Extracted data entries:
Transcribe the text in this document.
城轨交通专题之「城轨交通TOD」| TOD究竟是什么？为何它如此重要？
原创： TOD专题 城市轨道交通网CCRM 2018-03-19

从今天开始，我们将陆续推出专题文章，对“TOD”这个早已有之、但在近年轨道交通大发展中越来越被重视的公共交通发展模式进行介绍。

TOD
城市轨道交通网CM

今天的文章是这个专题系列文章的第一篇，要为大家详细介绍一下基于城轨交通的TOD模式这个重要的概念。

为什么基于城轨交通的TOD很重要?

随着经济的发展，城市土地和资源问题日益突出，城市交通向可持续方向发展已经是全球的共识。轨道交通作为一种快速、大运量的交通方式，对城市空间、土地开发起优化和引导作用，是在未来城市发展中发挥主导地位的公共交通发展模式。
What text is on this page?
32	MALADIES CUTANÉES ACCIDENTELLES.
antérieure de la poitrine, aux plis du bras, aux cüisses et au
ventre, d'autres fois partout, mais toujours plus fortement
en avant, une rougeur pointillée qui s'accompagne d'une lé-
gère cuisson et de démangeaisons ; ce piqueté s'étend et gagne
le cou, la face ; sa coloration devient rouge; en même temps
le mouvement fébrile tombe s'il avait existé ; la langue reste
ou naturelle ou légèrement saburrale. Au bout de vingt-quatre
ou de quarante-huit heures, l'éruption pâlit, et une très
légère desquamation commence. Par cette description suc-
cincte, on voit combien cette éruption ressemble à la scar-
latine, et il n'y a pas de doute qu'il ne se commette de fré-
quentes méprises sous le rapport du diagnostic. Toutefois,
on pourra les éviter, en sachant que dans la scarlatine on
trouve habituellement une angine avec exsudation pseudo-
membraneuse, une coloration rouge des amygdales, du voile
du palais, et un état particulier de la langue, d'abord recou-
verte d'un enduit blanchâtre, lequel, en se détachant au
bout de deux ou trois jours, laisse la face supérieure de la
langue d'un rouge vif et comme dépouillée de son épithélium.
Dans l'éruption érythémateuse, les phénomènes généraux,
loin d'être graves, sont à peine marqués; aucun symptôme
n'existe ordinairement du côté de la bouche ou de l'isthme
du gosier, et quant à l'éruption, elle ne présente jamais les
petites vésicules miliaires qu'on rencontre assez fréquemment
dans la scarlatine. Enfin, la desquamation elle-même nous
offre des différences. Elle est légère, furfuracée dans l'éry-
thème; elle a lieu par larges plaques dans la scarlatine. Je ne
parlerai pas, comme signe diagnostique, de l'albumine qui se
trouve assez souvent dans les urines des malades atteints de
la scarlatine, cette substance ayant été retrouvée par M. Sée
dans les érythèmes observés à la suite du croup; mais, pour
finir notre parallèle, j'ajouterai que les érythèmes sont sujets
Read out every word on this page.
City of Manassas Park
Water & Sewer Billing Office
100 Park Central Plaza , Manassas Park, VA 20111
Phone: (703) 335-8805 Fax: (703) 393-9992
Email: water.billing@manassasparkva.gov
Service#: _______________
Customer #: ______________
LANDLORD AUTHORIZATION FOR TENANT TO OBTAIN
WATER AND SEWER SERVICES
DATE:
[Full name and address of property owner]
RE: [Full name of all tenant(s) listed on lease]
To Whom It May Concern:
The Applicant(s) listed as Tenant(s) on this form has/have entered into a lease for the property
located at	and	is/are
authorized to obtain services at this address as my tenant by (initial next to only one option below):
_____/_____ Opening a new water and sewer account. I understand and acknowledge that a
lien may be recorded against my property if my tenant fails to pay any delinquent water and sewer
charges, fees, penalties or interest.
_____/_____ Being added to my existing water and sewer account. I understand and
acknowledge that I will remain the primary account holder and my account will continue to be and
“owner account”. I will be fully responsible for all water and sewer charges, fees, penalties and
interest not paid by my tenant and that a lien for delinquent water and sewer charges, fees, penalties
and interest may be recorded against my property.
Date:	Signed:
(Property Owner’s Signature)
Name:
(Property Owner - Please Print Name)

- _WHAT IS ASKED_
Extract every record. Keep wording exact.

- _EXERCISE SOLUTION_
Transcribe the text in this document.
城轨交通专题之「城轨交通TOD」| TOD究竟是什么？为何它如此重要？
原创： TOD专题 城市轨道交通网CCRM 2018-03-19

从今天开始，我们将陆续推出专题文章，对“TOD”这个早已有之、但在近年轨道交通大发展中越来越被重视的公共交通发展模式进行介绍。

TOD
城市轨道交通网CM

今天的文章是这个专题系列文章的第一篇，要为大家详细介绍一下基于城轨交通的TOD模式这个重要的概念。

为什么基于城轨交通的TOD很重要?

随着经济的发展，城市土地和资源问题日益突出，城市交通向可持续方向发展已经是全球的共识。轨道交通作为一种快速、大运量的交通方式，对城市空间、土地开发起优化和引导作用，是在未来城市发展中发挥主导地位的公共交通发展模式。
What text is on this page?
32	MALADIES CUTANÉES ACCIDENTELLES.
antérieure de la poitrine, aux plis du bras, aux cüisses et au
ventre, d'autres fois partout, mais toujours plus fortement
en avant, une rougeur pointillée qui s'accompagne d'une lé-
gère cuisson et de démangeaisons ; ce piqueté s'étend et gagne
le cou, la face ; sa coloration devient rouge; en même temps
le mouvement fébrile tombe s'il avait existé ; la langue reste
ou naturelle ou légèrement saburrale. Au bout de vingt-quatre
ou de quarante-huit heures, l'éruption pâlit, et une très
légère desquamation commence. Par cette description suc-
cincte, on voit combien cette éruption ressemble à la scar-
latine, et il n'y a pas de doute qu'il ne se commette de fré-
quentes méprises sous le rapport du diagnostic. Toutefois,
on pourra les éviter, en sachant que dans la scarlatine on
trouve habituellement une angine avec exsudation pseudo-
membraneuse, une coloration rouge des amygdales, du voile
du palais, et un état particulier de la langue, d'abord recou-
verte d'un enduit blanchâtre, lequel, en se détachant au
bout de deux ou trois jours, laisse la face supérieure de la
langue d'un rouge vif et comme dépouillée de son épithélium.
Dans l'éruption érythémateuse, les phénomènes généraux,
loin d'être graves, sont à peine marqués; aucun symptôme
n'existe ordinairement du côté de la bouche ou de l'isthme
du gosier, et quant à l'éruption, elle ne présente jamais les
petites vésicules miliaires qu'on rencontre assez fréquemment
dans la scarlatine. Enfin, la desquamation elle-même nous
offre des différences. Elle est légère, furfuracée dans l'éry-
thème; elle a lieu par larges plaques dans la scarlatine. Je ne
parlerai pas, comme signe diagnostique, de l'albumine qui se
trouve assez souvent dans les urines des malades atteints de
la scarlatine, cette substance ayant été retrouvée par M. Sée
dans les érythèmes observés à la suite du croup; mais, pour
finir notre parallèle, j'ajouterai que les érythèmes sont sujets
Read out every word on this page.
City of Manassas Park
Water & Sewer Billing Office
100 Park Central Plaza , Manassas Park, VA 20111
Phone: (703) 335-8805 Fax: (703) 393-9992
Email: water.billing@manassasparkva.gov
Service#: _______________
Customer #: ______________
LANDLORD AUTHORIZATION FOR TENANT TO OBTAIN
WATER AND SEWER SERVICES
DATE:
[Full name and address of property owner]
RE: [Full name of all tenant(s) listed on lease]
To Whom It May Concern:
The Applicant(s) listed as Tenant(s) on this form has/have entered into a lease for the property
located at	and	is/are
authorized to obtain services at this address as my tenant by (initial next to only one option below):
_____/_____ Opening a new water and sewer account. I understand and acknowledge that a
lien may be recorded against my property if my tenant fails to pay any delinquent water and sewer
charges, fees, penalties or interest.
_____/_____ Being added to my existing water and sewer account. I understand and
acknowledge that I will remain the primary account holder and my account will continue to be and
“owner account”. I will be fully responsible for all water and sewer charges, fees, penalties and
interest not paid by my tenant and that a lien for delinquent water and sewer charges, fees, penalties
and interest may be recorded against my property.
Date:	Signed:
(Property Owner’s Signature)
Name:
(Property Owner - Please Print Name)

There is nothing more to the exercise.